**Problem to solve**
Print the full listing exactly.

**Supplied information**
◇ ◇ ◇ ◇ ◇ ◇ ◇

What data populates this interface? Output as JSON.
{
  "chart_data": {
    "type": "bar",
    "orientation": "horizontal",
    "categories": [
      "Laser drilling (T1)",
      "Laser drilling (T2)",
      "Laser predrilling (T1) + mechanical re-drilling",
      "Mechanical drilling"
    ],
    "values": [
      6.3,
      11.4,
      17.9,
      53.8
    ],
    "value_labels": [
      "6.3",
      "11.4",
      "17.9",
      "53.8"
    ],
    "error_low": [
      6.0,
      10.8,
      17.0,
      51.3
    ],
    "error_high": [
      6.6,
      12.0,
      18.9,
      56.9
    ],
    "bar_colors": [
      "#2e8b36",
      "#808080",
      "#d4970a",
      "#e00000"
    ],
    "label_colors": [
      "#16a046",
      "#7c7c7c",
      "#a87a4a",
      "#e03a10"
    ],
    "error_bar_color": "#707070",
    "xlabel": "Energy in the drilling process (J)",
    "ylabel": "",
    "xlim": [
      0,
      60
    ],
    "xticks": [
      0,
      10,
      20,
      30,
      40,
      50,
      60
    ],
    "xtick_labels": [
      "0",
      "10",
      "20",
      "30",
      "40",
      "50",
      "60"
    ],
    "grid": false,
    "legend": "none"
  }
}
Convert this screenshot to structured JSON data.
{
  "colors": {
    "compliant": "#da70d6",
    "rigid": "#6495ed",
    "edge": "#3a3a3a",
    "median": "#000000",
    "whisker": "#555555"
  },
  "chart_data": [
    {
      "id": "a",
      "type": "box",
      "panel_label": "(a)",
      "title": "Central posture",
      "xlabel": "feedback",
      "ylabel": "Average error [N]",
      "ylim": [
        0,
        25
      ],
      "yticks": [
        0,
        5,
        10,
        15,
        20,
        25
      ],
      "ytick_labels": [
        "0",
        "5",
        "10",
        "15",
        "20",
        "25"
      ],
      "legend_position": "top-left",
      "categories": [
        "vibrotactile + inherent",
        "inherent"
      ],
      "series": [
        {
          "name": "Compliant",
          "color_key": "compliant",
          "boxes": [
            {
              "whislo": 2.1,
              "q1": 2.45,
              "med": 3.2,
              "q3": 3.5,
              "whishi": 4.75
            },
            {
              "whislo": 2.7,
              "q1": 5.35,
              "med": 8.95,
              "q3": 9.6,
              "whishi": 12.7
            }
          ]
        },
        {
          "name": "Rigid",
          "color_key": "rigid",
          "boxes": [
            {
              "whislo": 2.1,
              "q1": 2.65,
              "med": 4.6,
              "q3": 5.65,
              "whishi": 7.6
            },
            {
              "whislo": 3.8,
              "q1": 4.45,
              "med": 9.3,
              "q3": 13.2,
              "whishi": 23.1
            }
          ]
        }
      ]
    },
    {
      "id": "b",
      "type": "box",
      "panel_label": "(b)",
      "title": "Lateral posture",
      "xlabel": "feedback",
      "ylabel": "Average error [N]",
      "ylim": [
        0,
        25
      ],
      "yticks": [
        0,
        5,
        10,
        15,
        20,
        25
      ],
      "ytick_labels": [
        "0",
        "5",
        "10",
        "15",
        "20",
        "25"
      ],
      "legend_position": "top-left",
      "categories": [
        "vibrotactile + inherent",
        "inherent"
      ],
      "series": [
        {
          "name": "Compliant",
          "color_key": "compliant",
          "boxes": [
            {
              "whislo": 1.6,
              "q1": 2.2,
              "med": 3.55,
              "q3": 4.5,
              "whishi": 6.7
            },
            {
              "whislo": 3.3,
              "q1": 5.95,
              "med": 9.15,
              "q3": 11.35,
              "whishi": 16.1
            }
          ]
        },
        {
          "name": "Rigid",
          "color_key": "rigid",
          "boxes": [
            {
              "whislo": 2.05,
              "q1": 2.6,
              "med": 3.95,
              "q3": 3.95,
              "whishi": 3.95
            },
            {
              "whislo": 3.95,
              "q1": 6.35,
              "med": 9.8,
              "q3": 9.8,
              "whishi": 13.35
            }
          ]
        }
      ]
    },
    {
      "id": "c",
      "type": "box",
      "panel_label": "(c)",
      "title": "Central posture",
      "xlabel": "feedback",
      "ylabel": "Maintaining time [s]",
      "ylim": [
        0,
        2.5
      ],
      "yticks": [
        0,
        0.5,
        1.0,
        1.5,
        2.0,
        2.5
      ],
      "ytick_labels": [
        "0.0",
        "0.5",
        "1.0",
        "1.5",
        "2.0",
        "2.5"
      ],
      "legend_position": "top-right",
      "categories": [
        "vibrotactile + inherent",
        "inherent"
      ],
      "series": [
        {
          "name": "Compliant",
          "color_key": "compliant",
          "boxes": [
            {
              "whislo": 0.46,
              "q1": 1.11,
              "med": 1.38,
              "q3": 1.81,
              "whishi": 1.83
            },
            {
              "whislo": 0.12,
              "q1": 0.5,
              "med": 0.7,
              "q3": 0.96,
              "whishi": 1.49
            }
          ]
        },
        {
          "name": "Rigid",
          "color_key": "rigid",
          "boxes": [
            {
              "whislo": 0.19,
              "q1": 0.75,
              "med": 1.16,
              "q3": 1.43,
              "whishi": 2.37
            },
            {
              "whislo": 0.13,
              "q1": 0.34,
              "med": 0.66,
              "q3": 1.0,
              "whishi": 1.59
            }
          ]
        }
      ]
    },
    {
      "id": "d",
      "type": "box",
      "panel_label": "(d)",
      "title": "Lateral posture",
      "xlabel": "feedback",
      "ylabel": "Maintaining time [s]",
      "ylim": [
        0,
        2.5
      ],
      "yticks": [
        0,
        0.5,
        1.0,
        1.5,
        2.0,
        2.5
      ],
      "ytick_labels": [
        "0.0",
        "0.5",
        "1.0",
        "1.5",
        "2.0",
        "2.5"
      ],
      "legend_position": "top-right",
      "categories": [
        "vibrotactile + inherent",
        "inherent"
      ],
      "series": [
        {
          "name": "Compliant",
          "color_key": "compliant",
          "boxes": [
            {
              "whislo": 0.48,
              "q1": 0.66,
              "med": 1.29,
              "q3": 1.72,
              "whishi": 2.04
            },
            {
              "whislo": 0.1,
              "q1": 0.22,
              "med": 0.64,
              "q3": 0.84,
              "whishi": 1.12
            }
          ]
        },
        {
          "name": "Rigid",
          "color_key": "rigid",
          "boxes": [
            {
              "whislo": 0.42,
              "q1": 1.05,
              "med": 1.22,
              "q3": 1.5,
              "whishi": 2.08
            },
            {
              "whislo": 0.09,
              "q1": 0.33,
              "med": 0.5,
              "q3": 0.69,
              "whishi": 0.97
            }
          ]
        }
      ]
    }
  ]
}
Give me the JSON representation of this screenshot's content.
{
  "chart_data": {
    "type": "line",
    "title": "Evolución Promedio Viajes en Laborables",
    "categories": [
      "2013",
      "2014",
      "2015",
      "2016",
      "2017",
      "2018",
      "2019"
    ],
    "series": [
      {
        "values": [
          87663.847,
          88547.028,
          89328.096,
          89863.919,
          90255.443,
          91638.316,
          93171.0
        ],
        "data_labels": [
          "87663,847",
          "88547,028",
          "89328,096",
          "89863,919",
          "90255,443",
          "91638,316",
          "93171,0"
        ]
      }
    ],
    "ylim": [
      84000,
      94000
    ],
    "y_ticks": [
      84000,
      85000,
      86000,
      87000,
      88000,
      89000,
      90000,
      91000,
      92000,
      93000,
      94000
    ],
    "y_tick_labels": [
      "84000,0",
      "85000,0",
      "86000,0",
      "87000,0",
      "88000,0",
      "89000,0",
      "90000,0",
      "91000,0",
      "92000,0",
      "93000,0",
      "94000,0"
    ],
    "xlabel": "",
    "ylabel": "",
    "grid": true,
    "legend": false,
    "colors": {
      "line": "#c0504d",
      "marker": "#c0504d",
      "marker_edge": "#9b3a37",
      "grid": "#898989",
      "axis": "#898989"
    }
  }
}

◇ ◇ ◇ ◇ ◇ ◇ ◇

**Solution to the exercise**
What data populates this interface? Output as JSON.
{
  "chart_data": {
    "type": "bar",
    "orientation": "horizontal",
    "categories": [
      "Laser drilling (T1)",
      "Laser drilling (T2)",
      "Laser predrilling (T1) + mechanical re-drilling",
      "Mechanical drilling"
    ],
    "values": [
      6.3,
      11.4,
      17.9,
      53.8
    ],
    "value_labels": [
      "6.3",
      "11.4",
      "17.9",
      "53.8"
    ],
    "error_low": [
      6.0,
      10.8,
      17.0,
      51.3
    ],
    "error_high": [
      6.6,
      12.0,
      18.9,
      56.9
    ],
    "bar_colors": [
      "#2e8b36",
      "#808080",
      "#d4970a",
      "#e00000"
    ],
    "label_colors": [
      "#16a046",
      "#7c7c7c",
      "#a87a4a",
      "#e03a10"
    ],
    "error_bar_color": "#707070",
    "xlabel": "Energy in the drilling process (J)",
    "ylabel": "",
    "xlim": [
      0,
      60
    ],
    "xticks": [
      0,
      10,
      20,
      30,
      40,
      50,
      60
    ],
    "xtick_labels": [
      "0",
      "10",
      "20",
      "30",
      "40",
      "50",
      "60"
    ],
    "grid": false,
    "legend": "none"
  }
}
Convert this screenshot to structured JSON data.
{
  "colors": {
    "compliant": "#da70d6",
    "rigid": "#6495ed",
    "edge": "#3a3a3a",
    "median": "#000000",
    "whisker": "#555555"
  },
  "chart_data": [
    {
      "id": "a",
      "type": "box",
      "panel_label": "(a)",
      "title": "Central posture",
      "xlabel": "feedback",
      "ylabel": "Average error [N]",
      "ylim": [
        0,
        25
      ],
      "yticks": [
        0,
        5,
        10,
        15,
        20,
        25
      ],
      "ytick_labels": [
        "0",
        "5",
        "10",
        "15",
        "20",
        "25"
      ],
      "legend_position": "top-left",
      "categories": [
        "vibrotactile + inherent",
        "inherent"
      ],
      "series": [
        {
          "name": "Compliant",
          "color_key": "compliant",
          "boxes": [
            {
              "whislo": 2.1,
              "q1": 2.45,
              "med": 3.2,
              "q3": 3.5,
              "whishi": 4.75
            },
            {
              "whislo": 2.7,
              "q1": 5.35,
              "med": 8.95,
              "q3": 9.6,
              "whishi": 12.7
            }
          ]
        },
        {
          "name": "Rigid",
          "color_key": "rigid",
          "boxes": [
            {
              "whislo": 2.1,
              "q1": 2.65,
              "med": 4.6,
              "q3": 5.65,
              "whishi": 7.6
            },
            {
              "whislo": 3.8,
              "q1": 4.45,
              "med": 9.3,
              "q3": 13.2,
              "whishi": 23.1
            }
          ]
        }
      ]
    },
    {
      "id": "b",
      "type": "box",
      "panel_label": "(b)",
      "title": "Lateral posture",
      "xlabel": "feedback",
      "ylabel": "Average error [N]",
      "ylim": [
        0,
        25
      ],
      "yticks": [
        0,
        5,
        10,
        15,
        20,
        25
      ],
      "ytick_labels": [
        "0",
        "5",
        "10",
        "15",
        "20",
        "25"
      ],
      "legend_position": "top-left",
      "categories": [
        "vibrotactile + inherent",
        "inherent"
      ],
      "series": [
        {
          "name": "Compliant",
          "color_key": "compliant",
          "boxes": [
            {
              "whislo": 1.6,
              "q1": 2.2,
              "med": 3.55,
              "q3": 4.5,
              "whishi": 6.7
            },
            {
              "whislo": 3.3,
              "q1": 5.95,
              "med": 9.15,
              "q3": 11.35,
              "whishi": 16.1
            }
          ]
        },
        {
          "name": "Rigid",
          "color_key": "rigid",
          "boxes": [
            {
              "whislo": 2.05,
              "q1": 2.6,
              "med": 3.95,
              "q3": 3.95,
              "whishi": 3.95
            },
            {
              "whislo": 3.95,
              "q1": 6.35,
              "med": 9.8,
              "q3": 9.8,
              "whishi": 13.35
            }
          ]
        }
      ]
    },
    {
      "id": "c",
      "type": "box",
      "panel_label": "(c)",
      "title": "Central posture",
      "xlabel": "feedback",
      "ylabel": "Maintaining time [s]",
      "ylim": [
        0,
        2.5
      ],
      "yticks": [
        0,
        0.5,
        1.0,
        1.5,
        2.0,
        2.5
      ],
      "ytick_labels": [
        "0.0",
        "0.5",
        "1.0",
        "1.5",
        "2.0",
        "2.5"
      ],
      "legend_position": "top-right",
      "categories": [
        "vibrotactile + inherent",
        "inherent"
      ],
      "series": [
        {
          "name": "Compliant",
          "color_key": "compliant",
          "boxes": [
            {
              "whislo": 0.46,
              "q1": 1.11,
              "med": 1.38,
              "q3": 1.81,
              "whishi": 1.83
            },
            {
              "whislo": 0.12,
              "q1": 0.5,
              "med": 0.7,
              "q3": 0.96,
              "whishi": 1.49
            }
          ]
        },
        {
          "name": "Rigid",
          "color_key": "rigid",
          "boxes": [
            {
              "whislo": 0.19,
              "q1": 0.75,
              "med": 1.16,
              "q3": 1.43,
              "whishi": 2.37
            },
            {
              "whislo": 0.13,
              "q1": 0.34,
              "med": 0.66,
              "q3": 1.0,
              "whishi": 1.59
            }
          ]
        }
      ]
    },
    {
      "id": "d",
      "type": "box",
      "panel_label": "(d)",
      "title": "Lateral posture",
      "xlabel": "feedback",
      "ylabel": "Maintaining time [s]",
      "ylim": [
        0,
        2.5
      ],
      "yticks": [
        0,
        0.5,
        1.0,
        1.5,
        2.0,
        2.5
      ],
      "ytick_labels": [
        "0.0",
        "0.5",
        "1.0",
        "1.5",
        "2.0",
        "2.5"
      ],
      "legend_position": "top-right",
      "categories": [
        "vibrotactile + inherent",
        "inherent"
      ],
      "series": [
        {
          "name": "Compliant",
          "color_key": "compliant",
          "boxes": [
            {
              "whislo": 0.48,
              "q1": 0.66,
              "med": 1.29,
              "q3": 1.72,
              "whishi": 2.04
            },
            {
              "whislo": 0.1,
              "q1": 0.22,
              "med": 0.64,
              "q3": 0.84,
              "whishi": 1.12
            }
          ]
        },
        {
          "name": "Rigid",
          "color_key": "rigid",
          "boxes": [
            {
              "whislo": 0.42,
              "q1": 1.05,
              "med": 1.22,
              "q3": 1.5,
              "whishi": 2.08
            },
            {
              "whislo": 0.09,
              "q1": 0.33,
              "med": 0.5,
              "q3": 0.69,
              "whishi": 0.97
            }
          ]
        }
      ]
    }
  ]
}
Give me the JSON representation of this screenshot's content.
{
  "chart_data": {
    "type": "line",
    "title": "Evolución Promedio Viajes en Laborables",
    "categories": [
      "2013",
      "2014",
      "2015",
      "2016",
      "2017",
      "2018",
      "2019"
    ],
    "series": [
      {
        "values": [
          87663.847,
          88547.028,
          89328.096,
          89863.919,
          90255.443,
          91638.316,
          93171.0
        ],
        "data_labels": [
          "87663,847",
          "88547,028",
          "89328,096",
          "89863,919",
          "90255,443",
          "91638,316",
          "93171,0"
        ]
      }
    ],
    "ylim": [
      84000,
      94000
    ],
    "y_ticks": [
      84000,
      85000,
      86000,
      87000,
      88000,
      89000,
      90000,
      91000,
      92000,
      93000,
      94000
    ],
    "y_tick_labels": [
      "84000,0",
      "85000,0",
      "86000,0",
      "87000,0",
      "88000,0",
      "89000,0",
      "90000,0",
      "91000,0",
      "92000,0",
      "93000,0",
      "94000,0"
    ],
    "xlabel": "",
    "ylabel": "",
    "grid": true,
    "legend": false,
    "colors": {
      "line": "#c0504d",
      "marker": "#c0504d",
      "marker_edge": "#9b3a37",
      "grid": "#898989",
      "axis": "#898989"
    }
  }
}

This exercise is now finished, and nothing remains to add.